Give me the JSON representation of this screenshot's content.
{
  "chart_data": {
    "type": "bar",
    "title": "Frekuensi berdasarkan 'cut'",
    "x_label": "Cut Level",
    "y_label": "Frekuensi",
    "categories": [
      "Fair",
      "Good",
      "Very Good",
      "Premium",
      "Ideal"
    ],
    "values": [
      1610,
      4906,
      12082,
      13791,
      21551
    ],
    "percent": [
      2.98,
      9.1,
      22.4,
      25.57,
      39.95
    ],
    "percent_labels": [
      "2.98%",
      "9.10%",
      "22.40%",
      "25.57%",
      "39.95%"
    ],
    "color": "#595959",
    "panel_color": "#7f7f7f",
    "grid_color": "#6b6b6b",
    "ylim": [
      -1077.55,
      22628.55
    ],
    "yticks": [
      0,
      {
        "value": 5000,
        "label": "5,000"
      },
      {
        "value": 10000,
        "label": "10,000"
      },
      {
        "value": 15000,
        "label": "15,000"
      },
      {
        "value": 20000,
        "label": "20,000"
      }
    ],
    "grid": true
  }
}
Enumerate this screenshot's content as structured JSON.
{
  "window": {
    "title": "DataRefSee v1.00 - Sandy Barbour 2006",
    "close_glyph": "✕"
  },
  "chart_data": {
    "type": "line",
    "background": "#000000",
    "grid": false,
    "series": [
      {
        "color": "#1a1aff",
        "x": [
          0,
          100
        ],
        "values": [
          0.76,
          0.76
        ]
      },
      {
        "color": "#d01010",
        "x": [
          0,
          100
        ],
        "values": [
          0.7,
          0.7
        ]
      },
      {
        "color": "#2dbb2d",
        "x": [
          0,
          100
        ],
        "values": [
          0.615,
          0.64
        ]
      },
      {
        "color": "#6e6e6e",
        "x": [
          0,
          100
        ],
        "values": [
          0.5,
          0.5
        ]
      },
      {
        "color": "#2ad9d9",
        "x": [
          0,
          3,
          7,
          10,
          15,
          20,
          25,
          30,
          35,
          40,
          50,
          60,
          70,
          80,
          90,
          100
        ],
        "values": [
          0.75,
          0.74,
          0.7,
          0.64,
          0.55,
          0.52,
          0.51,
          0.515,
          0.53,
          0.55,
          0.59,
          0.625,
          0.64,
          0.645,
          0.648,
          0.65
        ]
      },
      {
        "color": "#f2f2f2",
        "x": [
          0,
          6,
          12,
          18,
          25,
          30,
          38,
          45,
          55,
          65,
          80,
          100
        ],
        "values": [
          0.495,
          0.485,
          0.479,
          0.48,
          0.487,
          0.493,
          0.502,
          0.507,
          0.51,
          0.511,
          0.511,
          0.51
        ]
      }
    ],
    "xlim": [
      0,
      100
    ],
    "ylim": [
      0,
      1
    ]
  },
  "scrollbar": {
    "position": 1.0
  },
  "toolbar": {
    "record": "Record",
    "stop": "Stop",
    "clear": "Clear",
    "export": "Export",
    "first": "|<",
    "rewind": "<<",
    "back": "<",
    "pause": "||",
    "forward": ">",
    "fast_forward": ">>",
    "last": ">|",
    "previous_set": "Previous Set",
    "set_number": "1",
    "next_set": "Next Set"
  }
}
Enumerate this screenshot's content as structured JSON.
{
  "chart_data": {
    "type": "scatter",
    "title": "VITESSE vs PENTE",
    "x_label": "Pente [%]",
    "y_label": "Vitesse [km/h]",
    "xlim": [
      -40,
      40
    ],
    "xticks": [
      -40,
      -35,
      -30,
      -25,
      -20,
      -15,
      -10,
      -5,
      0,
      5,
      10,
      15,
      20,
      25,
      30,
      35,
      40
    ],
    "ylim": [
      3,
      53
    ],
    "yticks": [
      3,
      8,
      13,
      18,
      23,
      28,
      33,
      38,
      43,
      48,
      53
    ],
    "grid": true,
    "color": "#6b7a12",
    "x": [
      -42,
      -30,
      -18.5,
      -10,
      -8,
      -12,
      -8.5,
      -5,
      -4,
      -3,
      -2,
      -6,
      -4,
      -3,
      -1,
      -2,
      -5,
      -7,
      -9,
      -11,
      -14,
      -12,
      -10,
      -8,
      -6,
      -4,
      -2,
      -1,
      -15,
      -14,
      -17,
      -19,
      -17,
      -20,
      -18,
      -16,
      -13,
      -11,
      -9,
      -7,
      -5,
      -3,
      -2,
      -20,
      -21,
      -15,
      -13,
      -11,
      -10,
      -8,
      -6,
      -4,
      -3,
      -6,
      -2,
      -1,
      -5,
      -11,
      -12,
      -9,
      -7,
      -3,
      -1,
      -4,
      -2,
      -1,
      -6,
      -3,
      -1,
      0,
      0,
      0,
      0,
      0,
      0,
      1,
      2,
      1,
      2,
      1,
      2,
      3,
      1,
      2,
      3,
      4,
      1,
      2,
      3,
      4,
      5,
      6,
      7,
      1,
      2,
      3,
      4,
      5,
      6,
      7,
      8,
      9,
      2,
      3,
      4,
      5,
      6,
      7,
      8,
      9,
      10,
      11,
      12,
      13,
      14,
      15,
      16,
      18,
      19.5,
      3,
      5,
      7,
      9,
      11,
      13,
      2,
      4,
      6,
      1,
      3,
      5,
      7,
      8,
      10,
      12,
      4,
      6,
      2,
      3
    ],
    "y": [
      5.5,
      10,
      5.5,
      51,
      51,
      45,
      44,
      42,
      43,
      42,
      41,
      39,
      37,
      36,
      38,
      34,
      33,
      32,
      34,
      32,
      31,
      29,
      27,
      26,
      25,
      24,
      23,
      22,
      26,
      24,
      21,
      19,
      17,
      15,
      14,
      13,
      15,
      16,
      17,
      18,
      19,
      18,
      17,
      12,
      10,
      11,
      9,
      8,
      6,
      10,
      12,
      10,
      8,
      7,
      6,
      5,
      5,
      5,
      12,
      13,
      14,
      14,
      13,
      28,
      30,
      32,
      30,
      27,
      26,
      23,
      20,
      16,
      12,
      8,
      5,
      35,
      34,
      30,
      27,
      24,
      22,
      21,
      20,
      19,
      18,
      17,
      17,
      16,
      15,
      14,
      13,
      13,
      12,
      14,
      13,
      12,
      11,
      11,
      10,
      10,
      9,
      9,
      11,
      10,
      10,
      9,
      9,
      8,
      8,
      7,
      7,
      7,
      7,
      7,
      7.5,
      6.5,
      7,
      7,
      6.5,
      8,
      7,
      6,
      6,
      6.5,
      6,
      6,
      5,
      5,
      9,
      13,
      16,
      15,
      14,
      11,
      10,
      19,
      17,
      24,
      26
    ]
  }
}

## Problem details
Return the listing above word for word.

## Response
Give me the JSON representation of this screenshot's content.
{
  "chart_data": {
    "type": "bar",
    "title": "Frekuensi berdasarkan 'cut'",
    "x_label": "Cut Level",
    "y_label": "Frekuensi",
    "categories": [
      "Fair",
      "Good",
      "Very Good",
      "Premium",
      "Ideal"
    ],
    "values": [
      1610,
      4906,
      12082,
      13791,
      21551
    ],
    "percent": [
      2.98,
      9.1,
      22.4,
      25.57,
      39.95
    ],
    "percent_labels": [
      "2.98%",
      "9.10%",
      "22.40%",
      "25.57%",
      "39.95%"
    ],
    "color": "#595959",
    "panel_color": "#7f7f7f",
    "grid_color": "#6b6b6b",
    "ylim": [
      -1077.55,
      22628.55
    ],
    "yticks": [
      0,
      {
        "value": 5000,
        "label": "5,000"
      },
      {
        "value": 10000,
        "label": "10,000"
      },
      {
        "value": 15000,
        "label": "15,000"
      },
      {
        "value": 20000,
        "label": "20,000"
      }
    ],
    "grid": true
  }
}
Enumerate this screenshot's content as structured JSON.
{
  "window": {
    "title": "DataRefSee v1.00 - Sandy Barbour 2006",
    "close_glyph": "✕"
  },
  "chart_data": {
    "type": "line",
    "background": "#000000",
    "grid": false,
    "series": [
      {
        "color": "#1a1aff",
        "x": [
          0,
          100
        ],
        "values": [
          0.76,
          0.76
        ]
      },
      {
        "color": "#d01010",
        "x": [
          0,
          100
        ],
        "values": [
          0.7,
          0.7
        ]
      },
      {
        "color": "#2dbb2d",
        "x": [
          0,
          100
        ],
        "values": [
          0.615,
          0.64
        ]
      },
      {
        "color": "#6e6e6e",
        "x": [
          0,
          100
        ],
        "values": [
          0.5,
          0.5
        ]
      },
      {
        "color": "#2ad9d9",
        "x": [
          0,
          3,
          7,
          10,
          15,
          20,
          25,
          30,
          35,
          40,
          50,
          60,
          70,
          80,
          90,
          100
        ],
        "values": [
          0.75,
          0.74,
          0.7,
          0.64,
          0.55,
          0.52,
          0.51,
          0.515,
          0.53,
          0.55,
          0.59,
          0.625,
          0.64,
          0.645,
          0.648,
          0.65
        ]
      },
      {
        "color": "#f2f2f2",
        "x": [
          0,
          6,
          12,
          18,
          25,
          30,
          38,
          45,
          55,
          65,
          80,
          100
        ],
        "values": [
          0.495,
          0.485,
          0.479,
          0.48,
          0.487,
          0.493,
          0.502,
          0.507,
          0.51,
          0.511,
          0.511,
          0.51
        ]
      }
    ],
    "xlim": [
      0,
      100
    ],
    "ylim": [
      0,
      1
    ]
  },
  "scrollbar": {
    "position": 1.0
  },
  "toolbar": {
    "record": "Record",
    "stop": "Stop",
    "clear": "Clear",
    "export": "Export",
    "first": "|<",
    "rewind": "<<",
    "back": "<",
    "pause": "||",
    "forward": ">",
    "fast_forward": ">>",
    "last": ">|",
    "previous_set": "Previous Set",
    "set_number": "1",
    "next_set": "Next Set"
  }
}
Enumerate this screenshot's content as structured JSON.
{
  "chart_data": {
    "type": "scatter",
    "title": "VITESSE vs PENTE",
    "x_label": "Pente [%]",
    "y_label": "Vitesse [km/h]",
    "xlim": [
      -40,
      40
    ],
    "xticks": [
      -40,
      -35,
      -30,
      -25,
      -20,
      -15,
      -10,
      -5,
      0,
      5,
      10,
      15,
      20,
      25,
      30,
      35,
      40
    ],
    "ylim": [
      3,
      53
    ],
    "yticks": [
      3,
      8,
      13,
      18,
      23,
      28,
      33,
      38,
      43,
      48,
      53
    ],
    "grid": true,
    "color": "#6b7a12",
    "x": [
      -42,
      -30,
      -18.5,
      -10,
      -8,
      -12,
      -8.5,
      -5,
      -4,
      -3,
      -2,
      -6,
      -4,
      -3,
      -1,
      -2,
      -5,
      -7,
      -9,
      -11,
      -14,
      -12,
      -10,
      -8,
      -6,
      -4,
      -2,
      -1,
      -15,
      -14,
      -17,
      -19,
      -17,
      -20,
      -18,
      -16,
      -13,
      -11,
      -9,
      -7,
      -5,
      -3,
      -2,
      -20,
      -21,
      -15,
      -13,
      -11,
      -10,
      -8,
      -6,
      -4,
      -3,
      -6,
      -2,
      -1,
      -5,
      -11,
      -12,
      -9,
      -7,
      -3,
      -1,
      -4,
      -2,
      -1,
      -6,
      -3,
      -1,
      0,
      0,
      0,
      0,
      0,
      0,
      1,
      2,
      1,
      2,
      1,
      2,
      3,
      1,
      2,
      3,
      4,
      1,
      2,
      3,
      4,
      5,
      6,
      7,
      1,
      2,
      3,
      4,
      5,
      6,
      7,
      8,
      9,
      2,
      3,
      4,
      5,
      6,
      7,
      8,
      9,
      10,
      11,
      12,
      13,
      14,
      15,
      16,
      18,
      19.5,
      3,
      5,
      7,
      9,
      11,
      13,
      2,
      4,
      6,
      1,
      3,
      5,
      7,
      8,
      10,
      12,
      4,
      6,
      2,
      3
    ],
    "y": [
      5.5,
      10,
      5.5,
      51,
      51,
      45,
      44,
      42,
      43,
      42,
      41,
      39,
      37,
      36,
      38,
      34,
      33,
      32,
      34,
      32,
      31,
      29,
      27,
      26,
      25,
      24,
      23,
      22,
      26,
      24,
      21,
      19,
      17,
      15,
      14,
      13,
      15,
      16,
      17,
      18,
      19,
      18,
      17,
      12,
      10,
      11,
      9,
      8,
      6,
      10,
      12,
      10,
      8,
      7,
      6,
      5,
      5,
      5,
      12,
      13,
      14,
      14,
      13,
      28,
      30,
      32,
      30,
      27,
      26,
      23,
      20,
      16,
      12,
      8,
      5,
      35,
      34,
      30,
      27,
      24,
      22,
      21,
      20,
      19,
      18,
      17,
      17,
      16,
      15,
      14,
      13,
      13,
      12,
      14,
      13,
      12,
      11,
      11,
      10,
      10,
      9,
      9,
      11,
      10,
      10,
      9,
      9,
      8,
      8,
      7,
      7,
      7,
      7,
      7,
      7.5,
      6.5,
      7,
      7,
      6.5,
      8,
      7,
      6,
      6,
      6.5,
      6,
      6,
      5,
      5,
      9,
      13,
      16,
      15,
      14,
      11,
      10,
      19,
      17,
      24,
      26
    ]
  }
}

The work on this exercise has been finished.